» **ВАШИ ЗАДАНИЯ**:
a) С изобретения каких машин, согласно тексту о современном пролетариате, в основном начался современный индустриализм в XVIII столетии?
b) Продолжите текст о современном пролетариате с того места, где он обрывается.

» **ФРАГМЕНТ ТЕКСТА**:

================================

Непонимание реальной жизни было характерно для последних столетий. А теперь эти последние столетия, в течение которых людьми совершено не изучался процесс развития, привели к современному состоянию и вызовут ещё будущие состояния. В исторической жизни человечества всегда было так, что все происходящее между людьми в социальной жизни, они сопровождали мыслями. Но вот уже на протяжении довольно долгого времени происходящие события можно прослеживать мысленно лишь в том случае, если здоровым образом постигаешь глубинный смысл некоторых явлений.

Объективному наблюдателю со всей отчётливостью предстает лишь одно, что почти весь мир управляется, регулируется и будет управляться и регулироваться на одних и тех же основаниях, которые, собственно говоря, устарели уже несколько столетий тому назад, тогда как жизнь за эти столетия, естественно, ушла вперёд. И тем существенным, что в Новое время возникло в развитии человечества, – является современная индустриализация, породившая весь современный пролетариат. Но возникновение современного пролетариата не сопровождалось выработкой соответствующих мыслей. Правящее сословие продолжало жить как и прежде, исполняя свои функции управления тем же образом, каким оно привыкло делать это столетиями, и не предпринимало ничего для того, чтобы процесс мирового развития сопроводить какими-то мыслями, в то время как фактически, в фактическом развитии, становлении современного индустриализма, который, в основном, начался в XVIII столетии с изобретения ткацкого станка и прядильной машины, развивался современный пролетариат. А от того, что пусть, скажем, "встаёт как призрак" в головах современного пролетариата, зависит судьба мировой истории настоящего времени и ближайшего будущего. Ибо этот пролетариат стремится к влиянию, к преобладанию, и этот процесс следует рассматривать в его действии как результат природной необходимости, как стихийное явление, а не как то, что можно критиковать, как то, что одним нравится, а другим не нравится, о чём можно судить так, либо этак, в зависимости от того, какое это производит впечатление; нет, об этом следует судить, как о чём-то, подобном землетрясению, морскому приливу или чему-то в этом роде.

================================

» **ПРЕДОСТАВЛЕННЫЕ ДАННЫЕ**:
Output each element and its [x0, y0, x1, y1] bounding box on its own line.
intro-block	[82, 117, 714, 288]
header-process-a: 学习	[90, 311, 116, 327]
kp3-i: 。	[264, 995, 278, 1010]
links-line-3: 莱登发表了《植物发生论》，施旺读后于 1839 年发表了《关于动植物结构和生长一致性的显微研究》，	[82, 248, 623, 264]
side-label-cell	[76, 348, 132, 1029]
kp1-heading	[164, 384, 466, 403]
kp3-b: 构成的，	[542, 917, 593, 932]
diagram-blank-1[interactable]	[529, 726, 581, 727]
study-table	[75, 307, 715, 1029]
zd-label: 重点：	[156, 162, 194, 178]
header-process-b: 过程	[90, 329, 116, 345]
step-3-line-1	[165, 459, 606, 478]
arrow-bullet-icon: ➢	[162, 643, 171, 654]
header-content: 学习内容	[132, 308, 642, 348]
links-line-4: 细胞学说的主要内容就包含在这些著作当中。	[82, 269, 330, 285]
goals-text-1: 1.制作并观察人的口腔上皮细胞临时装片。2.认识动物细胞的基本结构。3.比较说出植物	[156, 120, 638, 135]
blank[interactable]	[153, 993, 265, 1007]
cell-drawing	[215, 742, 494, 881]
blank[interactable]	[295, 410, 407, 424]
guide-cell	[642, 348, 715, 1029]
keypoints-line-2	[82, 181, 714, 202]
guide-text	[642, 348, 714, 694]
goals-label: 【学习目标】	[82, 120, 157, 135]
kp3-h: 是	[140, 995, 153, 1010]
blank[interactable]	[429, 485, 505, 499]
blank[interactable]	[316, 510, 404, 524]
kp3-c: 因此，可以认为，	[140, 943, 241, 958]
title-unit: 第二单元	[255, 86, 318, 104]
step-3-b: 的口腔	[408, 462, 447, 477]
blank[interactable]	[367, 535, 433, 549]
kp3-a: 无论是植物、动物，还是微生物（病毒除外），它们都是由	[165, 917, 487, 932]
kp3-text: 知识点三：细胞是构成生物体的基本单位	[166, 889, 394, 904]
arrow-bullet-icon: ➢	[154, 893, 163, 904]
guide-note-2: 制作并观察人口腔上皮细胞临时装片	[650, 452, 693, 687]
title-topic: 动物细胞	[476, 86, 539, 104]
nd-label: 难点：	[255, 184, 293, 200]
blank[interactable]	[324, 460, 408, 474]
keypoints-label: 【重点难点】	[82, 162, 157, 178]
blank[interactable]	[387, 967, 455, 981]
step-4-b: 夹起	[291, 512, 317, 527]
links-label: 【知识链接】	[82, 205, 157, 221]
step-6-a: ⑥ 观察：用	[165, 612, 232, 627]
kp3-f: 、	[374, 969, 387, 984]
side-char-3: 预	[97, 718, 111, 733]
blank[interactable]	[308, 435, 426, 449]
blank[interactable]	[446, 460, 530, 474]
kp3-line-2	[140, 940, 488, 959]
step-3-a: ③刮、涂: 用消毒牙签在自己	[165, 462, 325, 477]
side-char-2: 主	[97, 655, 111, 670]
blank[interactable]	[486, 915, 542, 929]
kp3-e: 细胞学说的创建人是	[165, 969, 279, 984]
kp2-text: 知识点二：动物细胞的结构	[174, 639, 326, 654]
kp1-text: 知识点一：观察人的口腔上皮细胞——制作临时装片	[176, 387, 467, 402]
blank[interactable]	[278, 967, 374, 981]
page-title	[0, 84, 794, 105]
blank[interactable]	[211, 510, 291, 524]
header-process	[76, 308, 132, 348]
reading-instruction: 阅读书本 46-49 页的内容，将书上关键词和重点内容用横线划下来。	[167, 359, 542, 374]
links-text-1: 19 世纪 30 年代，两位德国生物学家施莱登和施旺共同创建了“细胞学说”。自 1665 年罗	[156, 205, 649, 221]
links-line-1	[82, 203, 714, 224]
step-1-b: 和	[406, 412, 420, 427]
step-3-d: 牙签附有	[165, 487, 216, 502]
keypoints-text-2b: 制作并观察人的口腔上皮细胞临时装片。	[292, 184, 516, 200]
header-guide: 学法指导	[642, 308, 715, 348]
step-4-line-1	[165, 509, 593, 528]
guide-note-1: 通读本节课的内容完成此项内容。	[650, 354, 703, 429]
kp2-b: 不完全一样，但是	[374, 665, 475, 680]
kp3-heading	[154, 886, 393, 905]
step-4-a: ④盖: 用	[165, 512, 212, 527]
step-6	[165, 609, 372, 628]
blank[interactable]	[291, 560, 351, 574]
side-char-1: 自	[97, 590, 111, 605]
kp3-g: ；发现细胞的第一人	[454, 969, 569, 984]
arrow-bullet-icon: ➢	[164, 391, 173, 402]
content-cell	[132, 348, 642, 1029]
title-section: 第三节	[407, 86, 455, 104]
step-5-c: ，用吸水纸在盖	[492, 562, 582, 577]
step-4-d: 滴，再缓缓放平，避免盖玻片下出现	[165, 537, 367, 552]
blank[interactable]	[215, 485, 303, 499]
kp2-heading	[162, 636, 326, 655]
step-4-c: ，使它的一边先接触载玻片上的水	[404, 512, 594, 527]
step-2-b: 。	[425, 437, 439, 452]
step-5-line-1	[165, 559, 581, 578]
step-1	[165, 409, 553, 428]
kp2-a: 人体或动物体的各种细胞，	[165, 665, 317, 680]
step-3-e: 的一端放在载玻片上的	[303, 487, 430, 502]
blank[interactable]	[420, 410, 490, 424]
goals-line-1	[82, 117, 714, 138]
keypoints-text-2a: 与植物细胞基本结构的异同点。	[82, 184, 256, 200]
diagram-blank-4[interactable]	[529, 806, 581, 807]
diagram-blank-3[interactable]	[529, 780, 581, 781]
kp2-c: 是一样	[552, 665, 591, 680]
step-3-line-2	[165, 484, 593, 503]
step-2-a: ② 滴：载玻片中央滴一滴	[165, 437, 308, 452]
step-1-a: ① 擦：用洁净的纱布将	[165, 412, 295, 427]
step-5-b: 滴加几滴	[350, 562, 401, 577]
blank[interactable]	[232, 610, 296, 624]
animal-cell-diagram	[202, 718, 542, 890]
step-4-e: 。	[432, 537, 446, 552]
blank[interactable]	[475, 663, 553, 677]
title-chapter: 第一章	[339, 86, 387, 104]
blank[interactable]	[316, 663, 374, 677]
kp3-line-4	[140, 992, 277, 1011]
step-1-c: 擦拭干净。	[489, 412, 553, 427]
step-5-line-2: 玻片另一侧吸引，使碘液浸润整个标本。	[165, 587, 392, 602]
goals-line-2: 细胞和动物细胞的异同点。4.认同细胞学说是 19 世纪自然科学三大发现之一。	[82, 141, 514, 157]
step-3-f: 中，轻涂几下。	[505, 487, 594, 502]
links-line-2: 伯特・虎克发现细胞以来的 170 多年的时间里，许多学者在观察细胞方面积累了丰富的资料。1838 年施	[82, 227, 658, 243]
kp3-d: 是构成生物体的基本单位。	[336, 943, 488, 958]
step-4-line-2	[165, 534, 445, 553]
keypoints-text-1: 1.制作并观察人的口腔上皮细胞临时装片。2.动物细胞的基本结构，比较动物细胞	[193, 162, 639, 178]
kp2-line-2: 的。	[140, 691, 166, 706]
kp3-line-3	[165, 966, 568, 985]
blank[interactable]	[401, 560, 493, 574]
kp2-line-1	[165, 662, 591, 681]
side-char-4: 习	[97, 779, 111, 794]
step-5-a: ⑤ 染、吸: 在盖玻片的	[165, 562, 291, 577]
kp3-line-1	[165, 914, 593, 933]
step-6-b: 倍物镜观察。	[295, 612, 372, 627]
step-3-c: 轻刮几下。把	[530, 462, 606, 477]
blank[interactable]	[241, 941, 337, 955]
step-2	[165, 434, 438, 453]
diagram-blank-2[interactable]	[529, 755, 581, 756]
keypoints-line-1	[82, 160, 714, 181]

================================

» **ОТВЕТЫ НА ЗАДАНИЯ**:
a) С изобретения ткацкого станка и прядильной машины.

b)
Теперь вы, прежде всего, видите, как подготовляется то, что проистекает от современного пролетариата или, лучше сказать, из тенденций и ощущений современного пролетариата. Вы можете рассматривать то, что выступает перед вами с определённой стороны в русском большевизме, как, я бы сказал, военные действия форпостов. Этот русский большевизм – я уже не раз об этом говорил – не свойственен, естественно, коренному характеру русского народа. Он внесён в Россию извне. Но не об этом должна идти речь, когда хотят иметь дело с фактами, ибо, будучи однажды внесённым в области, бывшие прежде царскими владениями и занимавшие огромные территории, и получив там большое распространение, он должен рассматриваться теперь как природное явление, имеющее в себе стремление распространяться всё шире и шире.

Необходимо, прежде всего, когда рассматривается нечто такое, как русский большевизм, отвлечься от сопутствующих явлений, необходимо взглянуть на главное. Тот факт, что он выступил в 1917 году, что он тем или иным образом проявился внешне, имеет, вероятно, в значительной степени, близлежащие основания. Я говорил вам, что не осталась безучастной в непосредственном выступлении большевизма даже беспомощность Людендорфа, а также и многое другое. И тем не менее от всего этого нужно отказаться, если мы хотим
плодотворно рассмотреть вещи, обратиться следует к импульсам, которые живут в русском большевизме.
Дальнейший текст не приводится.